- [Task requirements]
Keep every line where the word "upon" appears; drop the rest.

(Dataset entries)
☆ ☆ ☆ ☆ ☆

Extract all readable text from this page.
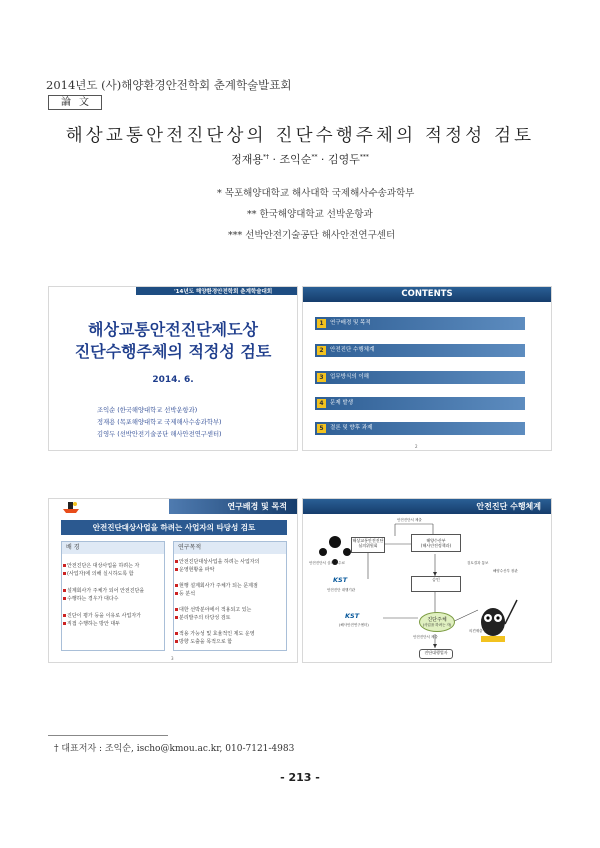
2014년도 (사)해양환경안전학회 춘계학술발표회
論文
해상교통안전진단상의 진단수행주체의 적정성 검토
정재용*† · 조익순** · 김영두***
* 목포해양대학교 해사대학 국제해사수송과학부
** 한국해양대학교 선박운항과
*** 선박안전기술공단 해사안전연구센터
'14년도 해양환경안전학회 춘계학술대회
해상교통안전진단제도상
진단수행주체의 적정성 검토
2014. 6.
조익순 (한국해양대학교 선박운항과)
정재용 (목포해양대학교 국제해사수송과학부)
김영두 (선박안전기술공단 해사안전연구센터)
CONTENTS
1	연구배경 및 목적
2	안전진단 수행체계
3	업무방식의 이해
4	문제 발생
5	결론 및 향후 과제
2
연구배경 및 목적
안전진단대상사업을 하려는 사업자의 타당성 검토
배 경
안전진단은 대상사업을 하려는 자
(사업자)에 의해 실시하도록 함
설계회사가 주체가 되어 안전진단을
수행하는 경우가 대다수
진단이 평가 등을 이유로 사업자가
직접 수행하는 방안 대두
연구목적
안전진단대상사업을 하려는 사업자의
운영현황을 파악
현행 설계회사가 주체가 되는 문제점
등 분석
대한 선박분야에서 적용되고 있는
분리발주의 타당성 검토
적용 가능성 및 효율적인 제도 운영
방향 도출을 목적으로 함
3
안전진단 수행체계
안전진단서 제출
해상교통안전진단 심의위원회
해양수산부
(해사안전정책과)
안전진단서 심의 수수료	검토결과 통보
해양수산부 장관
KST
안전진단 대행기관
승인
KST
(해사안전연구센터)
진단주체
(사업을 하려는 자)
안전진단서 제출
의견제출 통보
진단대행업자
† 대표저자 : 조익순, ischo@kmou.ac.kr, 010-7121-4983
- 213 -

☆ ☆ ☆ ☆ ☆

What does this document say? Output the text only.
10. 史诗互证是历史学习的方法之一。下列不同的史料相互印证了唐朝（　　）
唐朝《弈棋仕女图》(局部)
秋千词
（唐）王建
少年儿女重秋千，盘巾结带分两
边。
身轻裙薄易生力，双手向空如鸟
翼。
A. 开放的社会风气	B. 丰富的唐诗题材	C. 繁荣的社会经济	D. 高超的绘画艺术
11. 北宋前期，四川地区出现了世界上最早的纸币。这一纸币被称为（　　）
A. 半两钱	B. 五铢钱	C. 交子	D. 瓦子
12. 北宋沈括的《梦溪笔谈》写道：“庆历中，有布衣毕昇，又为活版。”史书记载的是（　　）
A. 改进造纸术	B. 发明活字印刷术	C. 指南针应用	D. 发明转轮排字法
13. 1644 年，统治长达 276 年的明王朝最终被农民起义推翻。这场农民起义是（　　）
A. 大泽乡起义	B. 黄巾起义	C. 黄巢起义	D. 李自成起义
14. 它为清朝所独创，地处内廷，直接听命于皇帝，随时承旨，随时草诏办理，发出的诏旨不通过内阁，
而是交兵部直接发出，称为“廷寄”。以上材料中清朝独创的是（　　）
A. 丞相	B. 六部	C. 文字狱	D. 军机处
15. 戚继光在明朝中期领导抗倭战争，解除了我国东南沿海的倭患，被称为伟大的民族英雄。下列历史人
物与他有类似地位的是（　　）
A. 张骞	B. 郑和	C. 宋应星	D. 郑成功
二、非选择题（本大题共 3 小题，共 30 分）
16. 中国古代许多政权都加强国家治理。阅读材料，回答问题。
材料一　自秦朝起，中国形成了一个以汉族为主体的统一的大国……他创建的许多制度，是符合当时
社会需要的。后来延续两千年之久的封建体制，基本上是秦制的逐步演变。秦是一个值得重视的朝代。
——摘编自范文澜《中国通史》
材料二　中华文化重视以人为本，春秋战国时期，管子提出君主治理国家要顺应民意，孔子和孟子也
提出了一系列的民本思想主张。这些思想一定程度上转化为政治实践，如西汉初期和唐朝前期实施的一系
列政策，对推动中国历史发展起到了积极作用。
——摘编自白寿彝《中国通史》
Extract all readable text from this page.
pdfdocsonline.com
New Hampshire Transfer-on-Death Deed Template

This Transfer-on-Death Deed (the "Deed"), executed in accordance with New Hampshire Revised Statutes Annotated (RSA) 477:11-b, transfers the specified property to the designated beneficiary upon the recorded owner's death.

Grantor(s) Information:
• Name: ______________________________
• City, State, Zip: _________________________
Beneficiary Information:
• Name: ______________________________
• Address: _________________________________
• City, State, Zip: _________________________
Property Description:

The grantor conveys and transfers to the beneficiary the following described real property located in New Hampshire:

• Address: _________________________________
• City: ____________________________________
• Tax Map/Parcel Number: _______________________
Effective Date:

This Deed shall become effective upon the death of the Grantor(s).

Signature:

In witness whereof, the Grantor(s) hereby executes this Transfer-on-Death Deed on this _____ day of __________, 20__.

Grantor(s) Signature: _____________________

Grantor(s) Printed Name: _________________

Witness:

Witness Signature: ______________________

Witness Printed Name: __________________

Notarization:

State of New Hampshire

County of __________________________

☆ ☆ ☆ ☆ ☆

- [Result of the exercise]
This Transfer-on-Death Deed (the "Deed"), executed in accordance with New Hampshire Revised Statutes Annotated (RSA) 477:11-b, transfers the specified property to the designated beneficiary upon the recorded owner's death.
This Deed shall become effective upon the death of the Grantor(s).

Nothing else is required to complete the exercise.